• _Listed entries_

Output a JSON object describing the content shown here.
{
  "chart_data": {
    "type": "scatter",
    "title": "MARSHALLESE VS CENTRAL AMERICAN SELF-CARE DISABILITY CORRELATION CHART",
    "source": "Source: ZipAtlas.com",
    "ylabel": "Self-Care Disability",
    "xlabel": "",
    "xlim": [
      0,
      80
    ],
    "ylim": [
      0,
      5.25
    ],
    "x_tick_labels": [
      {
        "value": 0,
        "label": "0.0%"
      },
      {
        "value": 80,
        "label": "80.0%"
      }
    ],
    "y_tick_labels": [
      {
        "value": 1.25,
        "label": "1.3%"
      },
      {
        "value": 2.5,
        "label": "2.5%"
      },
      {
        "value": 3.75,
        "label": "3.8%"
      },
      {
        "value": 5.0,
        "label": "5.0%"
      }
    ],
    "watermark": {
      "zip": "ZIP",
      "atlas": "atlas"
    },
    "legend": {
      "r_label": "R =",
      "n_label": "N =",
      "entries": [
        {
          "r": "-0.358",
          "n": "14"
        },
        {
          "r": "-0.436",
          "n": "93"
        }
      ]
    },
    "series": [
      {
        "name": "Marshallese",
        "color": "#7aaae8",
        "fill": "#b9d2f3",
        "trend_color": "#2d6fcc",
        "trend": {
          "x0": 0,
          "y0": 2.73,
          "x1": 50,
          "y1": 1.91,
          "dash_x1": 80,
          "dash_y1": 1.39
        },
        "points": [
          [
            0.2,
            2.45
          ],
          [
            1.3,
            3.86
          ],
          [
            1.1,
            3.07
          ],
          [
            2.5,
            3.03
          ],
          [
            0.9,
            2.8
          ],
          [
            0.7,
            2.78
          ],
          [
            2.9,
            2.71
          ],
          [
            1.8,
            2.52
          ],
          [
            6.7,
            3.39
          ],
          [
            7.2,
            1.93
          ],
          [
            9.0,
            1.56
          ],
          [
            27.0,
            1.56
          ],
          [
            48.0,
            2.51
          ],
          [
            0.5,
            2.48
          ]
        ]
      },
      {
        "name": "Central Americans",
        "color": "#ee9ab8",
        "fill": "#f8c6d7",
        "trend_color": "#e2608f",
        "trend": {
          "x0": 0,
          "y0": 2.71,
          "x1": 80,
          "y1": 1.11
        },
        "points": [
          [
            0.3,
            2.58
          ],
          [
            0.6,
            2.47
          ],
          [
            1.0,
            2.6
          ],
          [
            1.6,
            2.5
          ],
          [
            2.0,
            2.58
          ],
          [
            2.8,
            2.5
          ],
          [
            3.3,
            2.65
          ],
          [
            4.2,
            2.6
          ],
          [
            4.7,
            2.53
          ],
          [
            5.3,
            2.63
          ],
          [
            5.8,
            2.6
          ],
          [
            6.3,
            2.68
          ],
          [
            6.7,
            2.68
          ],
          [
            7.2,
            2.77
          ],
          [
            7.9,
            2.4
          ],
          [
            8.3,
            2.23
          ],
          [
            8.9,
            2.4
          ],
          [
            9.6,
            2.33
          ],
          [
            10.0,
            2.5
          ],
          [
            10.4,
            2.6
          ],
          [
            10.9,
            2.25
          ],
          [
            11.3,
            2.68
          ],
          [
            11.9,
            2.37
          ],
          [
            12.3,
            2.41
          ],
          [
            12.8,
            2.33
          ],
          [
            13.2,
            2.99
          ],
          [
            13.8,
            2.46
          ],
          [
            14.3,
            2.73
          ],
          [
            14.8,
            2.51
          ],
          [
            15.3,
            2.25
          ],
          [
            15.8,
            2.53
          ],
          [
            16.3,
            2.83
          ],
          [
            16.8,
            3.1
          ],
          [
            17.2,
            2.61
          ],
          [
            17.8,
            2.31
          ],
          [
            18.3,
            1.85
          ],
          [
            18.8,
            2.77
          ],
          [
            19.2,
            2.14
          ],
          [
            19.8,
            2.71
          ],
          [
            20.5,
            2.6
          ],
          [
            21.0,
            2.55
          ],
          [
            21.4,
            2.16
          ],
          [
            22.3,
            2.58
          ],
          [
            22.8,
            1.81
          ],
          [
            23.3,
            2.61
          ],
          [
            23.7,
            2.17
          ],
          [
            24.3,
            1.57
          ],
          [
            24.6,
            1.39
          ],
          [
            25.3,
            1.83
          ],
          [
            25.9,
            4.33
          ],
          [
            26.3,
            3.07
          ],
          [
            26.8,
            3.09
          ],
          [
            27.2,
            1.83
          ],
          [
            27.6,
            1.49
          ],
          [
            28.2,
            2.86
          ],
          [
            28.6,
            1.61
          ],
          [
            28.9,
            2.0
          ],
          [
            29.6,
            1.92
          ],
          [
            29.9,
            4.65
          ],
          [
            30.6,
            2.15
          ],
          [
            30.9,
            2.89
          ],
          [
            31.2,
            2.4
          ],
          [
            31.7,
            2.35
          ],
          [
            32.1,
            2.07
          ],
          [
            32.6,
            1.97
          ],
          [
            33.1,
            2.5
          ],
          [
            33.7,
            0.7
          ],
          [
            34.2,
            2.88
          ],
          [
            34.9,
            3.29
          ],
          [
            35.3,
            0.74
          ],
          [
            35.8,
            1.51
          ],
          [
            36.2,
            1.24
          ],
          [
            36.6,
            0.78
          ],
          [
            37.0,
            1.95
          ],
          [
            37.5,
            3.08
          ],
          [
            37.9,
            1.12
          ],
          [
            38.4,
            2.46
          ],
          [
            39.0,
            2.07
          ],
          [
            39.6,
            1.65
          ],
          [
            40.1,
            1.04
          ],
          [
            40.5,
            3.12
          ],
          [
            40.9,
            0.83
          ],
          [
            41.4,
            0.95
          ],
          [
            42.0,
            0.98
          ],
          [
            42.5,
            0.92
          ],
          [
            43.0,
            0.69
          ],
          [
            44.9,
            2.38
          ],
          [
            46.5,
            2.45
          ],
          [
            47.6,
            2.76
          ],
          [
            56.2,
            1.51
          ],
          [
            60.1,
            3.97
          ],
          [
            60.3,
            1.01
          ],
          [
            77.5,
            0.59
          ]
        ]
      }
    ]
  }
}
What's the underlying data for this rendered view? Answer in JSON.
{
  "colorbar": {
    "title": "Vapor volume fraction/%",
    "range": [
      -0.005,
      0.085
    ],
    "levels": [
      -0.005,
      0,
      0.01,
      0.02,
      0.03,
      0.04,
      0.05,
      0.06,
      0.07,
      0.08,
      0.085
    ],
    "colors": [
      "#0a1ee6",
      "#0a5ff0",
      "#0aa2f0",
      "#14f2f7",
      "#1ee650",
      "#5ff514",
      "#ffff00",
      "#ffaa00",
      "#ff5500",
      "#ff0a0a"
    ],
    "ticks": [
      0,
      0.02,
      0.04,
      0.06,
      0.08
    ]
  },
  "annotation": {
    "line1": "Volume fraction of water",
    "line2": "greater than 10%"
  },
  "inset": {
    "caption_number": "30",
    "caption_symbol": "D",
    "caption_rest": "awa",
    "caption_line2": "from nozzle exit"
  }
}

• _Set task_
Copy out each line of the listing that holds "fraction".

• _Expected answer_
    "title": "Vapor volume fraction/%",
    "line1": "Volume fraction of water",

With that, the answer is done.